__GIVEN EXERCISE__. From the line containing "Give me the" down to the last line of the material, return those lines verbatim and only those.

====================

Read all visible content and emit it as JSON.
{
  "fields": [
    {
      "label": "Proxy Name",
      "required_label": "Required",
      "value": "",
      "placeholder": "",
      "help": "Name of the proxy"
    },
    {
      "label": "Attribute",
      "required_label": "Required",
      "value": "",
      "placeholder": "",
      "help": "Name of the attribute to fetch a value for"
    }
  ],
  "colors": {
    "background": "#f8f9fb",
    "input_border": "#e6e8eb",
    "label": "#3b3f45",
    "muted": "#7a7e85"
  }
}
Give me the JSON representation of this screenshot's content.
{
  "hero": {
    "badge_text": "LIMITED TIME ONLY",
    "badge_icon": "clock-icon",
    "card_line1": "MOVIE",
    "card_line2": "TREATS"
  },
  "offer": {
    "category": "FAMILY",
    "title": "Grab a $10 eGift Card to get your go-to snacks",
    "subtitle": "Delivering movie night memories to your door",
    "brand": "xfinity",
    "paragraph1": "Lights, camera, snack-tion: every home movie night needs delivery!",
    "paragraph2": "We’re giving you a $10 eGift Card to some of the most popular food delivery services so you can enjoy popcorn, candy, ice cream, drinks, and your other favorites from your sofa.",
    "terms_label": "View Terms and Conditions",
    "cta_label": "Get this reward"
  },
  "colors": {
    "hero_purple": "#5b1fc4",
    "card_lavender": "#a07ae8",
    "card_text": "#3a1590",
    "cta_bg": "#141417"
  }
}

====================

__SOLUTION TO THIS PROBLEM__.
Give me the JSON representation of this screenshot's content.
{
  "hero": {
    "badge_text": "LIMITED TIME ONLY",
    "badge_icon": "clock-icon",
    "card_line1": "MOVIE",
    "card_line2": "TREATS"
  },
  "offer": {
    "category": "FAMILY",
    "title": "Grab a $10 eGift Card to get your go-to snacks",
    "subtitle": "Delivering movie night memories to your door",
    "brand": "xfinity",
    "paragraph1": "Lights, camera, snack-tion: every home movie night needs delivery!",
    "paragraph2": "We’re giving you a $10 eGift Card to some of the most popular food delivery services so you can enjoy popcorn, candy, ice cream, drinks, and your other favorites from your sofa.",
    "terms_label": "View Terms and Conditions",
    "cta_label": "Get this reward"
  },
  "colors": {
    "hero_purple": "#5b1fc4",
    "card_lavender": "#a07ae8",
    "card_text": "#3a1590",
    "cta_bg": "#141417"
  }
}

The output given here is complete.